Translate this sentence from the legislative debate transcript into French: "In addition to that, there would be the numbers that were reflective of the decisions that were made in last year's budget."

Extracted text:

——

MR. SPEAKER: The hon. the Minister of Finance and President of Treasury Board.


MS. C. BENNETT: Mr. Speaker, the number that the Member opposite is referring to is a reflection of the consolidation of salaries and benefits across government, as she referenced, and it is obvious that she left officials in her technical briefing.


As she rightly referenced, there are some one-time numbers that impact that 416, which she referenced. In addition to that, there would be the numbers that were reflective of the decisions that were made in last year's budget. There are no reflections in that line item related to decisions that have yet to be made around small operational changes that may result in the work were doing in The Way Forward, Mr. Speaker.


MR. SPEAKER: The hon. the Member for St. John's East – Quidi Vidi.


MS. MICHAEL: Mr. Speaker, what I'm asking the minister is to tell this House how much money is going to have to be spent and how many public employees will have to be laid off in order to achieve the amount of savings that she's not even telling us.


MR. SPEAKER: The hon. the Minister of Finance and President of Treasury Board.


MS. C. BENNETT: Mr. Speaker, I met with, last week, union leadership for our public sector unions, and I shared with them, in advance of the budget, our position as a government that this budget would not reflect massive layoffs, and that's exactly what the budget reflects.

——

Study material:

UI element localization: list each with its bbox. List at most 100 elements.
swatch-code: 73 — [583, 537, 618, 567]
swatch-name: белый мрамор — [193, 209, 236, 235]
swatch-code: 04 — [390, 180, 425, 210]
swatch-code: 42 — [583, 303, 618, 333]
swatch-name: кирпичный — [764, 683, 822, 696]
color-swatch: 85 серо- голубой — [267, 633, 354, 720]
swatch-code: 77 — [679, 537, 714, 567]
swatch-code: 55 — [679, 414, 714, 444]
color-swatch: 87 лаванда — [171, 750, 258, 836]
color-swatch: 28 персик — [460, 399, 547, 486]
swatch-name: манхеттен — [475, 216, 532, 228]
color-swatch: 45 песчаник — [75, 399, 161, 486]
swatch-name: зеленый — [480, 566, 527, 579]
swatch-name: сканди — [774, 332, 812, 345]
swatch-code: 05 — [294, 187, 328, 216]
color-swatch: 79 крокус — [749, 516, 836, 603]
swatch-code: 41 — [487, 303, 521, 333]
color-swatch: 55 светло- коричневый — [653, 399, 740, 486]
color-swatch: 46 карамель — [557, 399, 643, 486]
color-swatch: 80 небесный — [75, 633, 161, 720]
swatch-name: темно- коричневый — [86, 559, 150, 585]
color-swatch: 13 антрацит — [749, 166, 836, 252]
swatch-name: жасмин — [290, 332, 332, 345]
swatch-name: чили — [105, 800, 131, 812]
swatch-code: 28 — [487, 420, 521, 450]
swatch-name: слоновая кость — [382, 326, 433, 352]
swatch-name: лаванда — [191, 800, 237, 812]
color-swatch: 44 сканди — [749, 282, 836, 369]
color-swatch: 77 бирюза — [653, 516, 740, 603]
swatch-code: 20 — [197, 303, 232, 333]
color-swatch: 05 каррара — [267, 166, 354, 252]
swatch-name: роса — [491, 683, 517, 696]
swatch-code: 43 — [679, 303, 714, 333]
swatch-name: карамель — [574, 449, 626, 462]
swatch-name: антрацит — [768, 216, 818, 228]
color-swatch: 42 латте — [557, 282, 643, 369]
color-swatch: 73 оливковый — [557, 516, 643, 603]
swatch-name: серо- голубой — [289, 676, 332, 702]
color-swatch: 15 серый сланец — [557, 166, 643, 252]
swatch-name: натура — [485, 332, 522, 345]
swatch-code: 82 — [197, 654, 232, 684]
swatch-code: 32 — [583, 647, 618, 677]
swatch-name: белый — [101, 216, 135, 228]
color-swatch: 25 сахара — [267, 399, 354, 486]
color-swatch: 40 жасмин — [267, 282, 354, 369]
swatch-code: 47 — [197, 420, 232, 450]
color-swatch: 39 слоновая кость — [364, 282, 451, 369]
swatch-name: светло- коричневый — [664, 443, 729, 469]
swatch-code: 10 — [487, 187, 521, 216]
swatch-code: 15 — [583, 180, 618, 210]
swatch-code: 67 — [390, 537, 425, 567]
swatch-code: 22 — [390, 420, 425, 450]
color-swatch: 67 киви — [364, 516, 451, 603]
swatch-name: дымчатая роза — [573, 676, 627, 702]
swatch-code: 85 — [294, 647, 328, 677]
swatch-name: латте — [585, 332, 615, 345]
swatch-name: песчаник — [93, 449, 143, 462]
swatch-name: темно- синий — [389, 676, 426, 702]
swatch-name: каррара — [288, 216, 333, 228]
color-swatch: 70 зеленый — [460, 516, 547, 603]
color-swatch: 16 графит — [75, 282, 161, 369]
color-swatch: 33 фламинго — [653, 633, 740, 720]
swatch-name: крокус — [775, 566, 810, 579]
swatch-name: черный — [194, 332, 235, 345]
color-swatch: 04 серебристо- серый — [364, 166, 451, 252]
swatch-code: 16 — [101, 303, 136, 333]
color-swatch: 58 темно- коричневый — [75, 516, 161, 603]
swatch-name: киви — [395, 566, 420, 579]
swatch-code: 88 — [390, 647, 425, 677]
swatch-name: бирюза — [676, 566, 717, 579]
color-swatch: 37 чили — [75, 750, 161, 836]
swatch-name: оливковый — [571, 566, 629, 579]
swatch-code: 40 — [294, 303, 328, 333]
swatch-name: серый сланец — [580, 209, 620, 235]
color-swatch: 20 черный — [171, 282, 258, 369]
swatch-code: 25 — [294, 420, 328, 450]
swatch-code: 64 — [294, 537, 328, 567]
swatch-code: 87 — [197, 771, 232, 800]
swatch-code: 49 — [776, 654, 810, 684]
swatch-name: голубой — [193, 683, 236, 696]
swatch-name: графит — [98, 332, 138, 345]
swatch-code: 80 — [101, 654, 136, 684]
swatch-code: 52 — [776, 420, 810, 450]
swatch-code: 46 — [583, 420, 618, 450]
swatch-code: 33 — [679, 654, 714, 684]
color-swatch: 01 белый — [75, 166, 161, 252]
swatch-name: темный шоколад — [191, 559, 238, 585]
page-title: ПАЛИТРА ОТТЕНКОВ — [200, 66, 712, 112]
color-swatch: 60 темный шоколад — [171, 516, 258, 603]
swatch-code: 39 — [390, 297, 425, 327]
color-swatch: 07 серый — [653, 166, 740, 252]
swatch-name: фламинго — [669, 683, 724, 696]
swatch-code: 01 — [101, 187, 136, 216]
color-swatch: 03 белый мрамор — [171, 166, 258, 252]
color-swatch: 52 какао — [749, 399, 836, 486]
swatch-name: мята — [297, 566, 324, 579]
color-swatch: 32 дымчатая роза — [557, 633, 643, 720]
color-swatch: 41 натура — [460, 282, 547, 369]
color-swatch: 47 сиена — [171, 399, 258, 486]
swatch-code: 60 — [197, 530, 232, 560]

——

Solution for this exercise:
En outre, il y aurait les chiffres qui reflétaient les décisions prises dans le budget de l'an dernier.